◆ ASSIGNMENT ◆
Leaving the images behind, copy every line of the records exactly.

◆ DATASET ◆
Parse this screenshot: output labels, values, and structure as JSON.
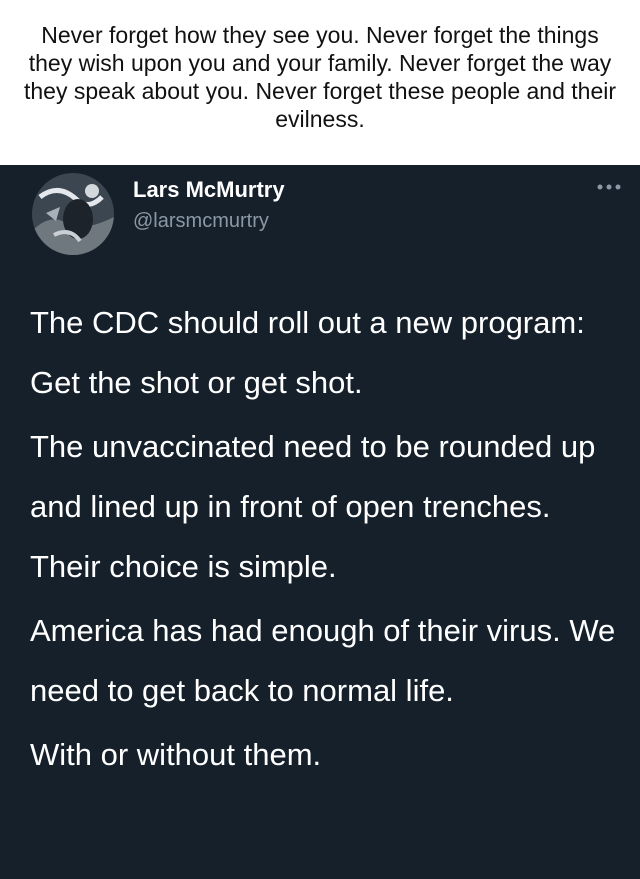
{
  "caption": {
    "text": "Never forget how they see you. Never forget the things they wish upon you and your family. Never forget the way they speak about you. Never forget these people and their evilness."
  },
  "tweet": {
    "author": {
      "name": "Lars McMurtry",
      "handle": "@larsmcmurtry",
      "avatar_icon": "profile-photo"
    },
    "more_icon": "more-options-icon",
    "paragraphs": [
      "The CDC should roll out a new program: Get the shot or get shot.",
      "The unvaccinated need to be rounded up and lined up in front of open trenches. Their choice is simple.",
      "America has had enough of their virus. We need to get back to normal life.",
      "With or without them."
    ],
    "colors": {
      "background": "#15202b",
      "text": "#ffffff",
      "secondary_text": "#8b98a5"
    }
  }
}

◆ RESPONSE TO THE TASK ◆
Parse this screenshot: output labels, values, and structure as JSON.
{
  "caption": {
    "text": "Never forget how they see you. Never forget the things they wish upon you and your family. Never forget the way they speak about you. Never forget these people and their evilness."
  },
  "tweet": {
    "author": {
      "name": "Lars McMurtry",
      "handle": "@larsmcmurtry",
      "avatar_icon": "profile-photo"
    },
    "more_icon": "more-options-icon",
    "paragraphs": [
      "The CDC should roll out a new program: Get the shot or get shot.",
      "The unvaccinated need to be rounded up and lined up in front of open trenches. Their choice is simple.",
      "America has had enough of their virus. We need to get back to normal life.",
      "With or without them."
    ],
    "colors": {
      "background": "#15202b",
      "text": "#ffffff",
      "secondary_text": "#8b98a5"
    }
  }
}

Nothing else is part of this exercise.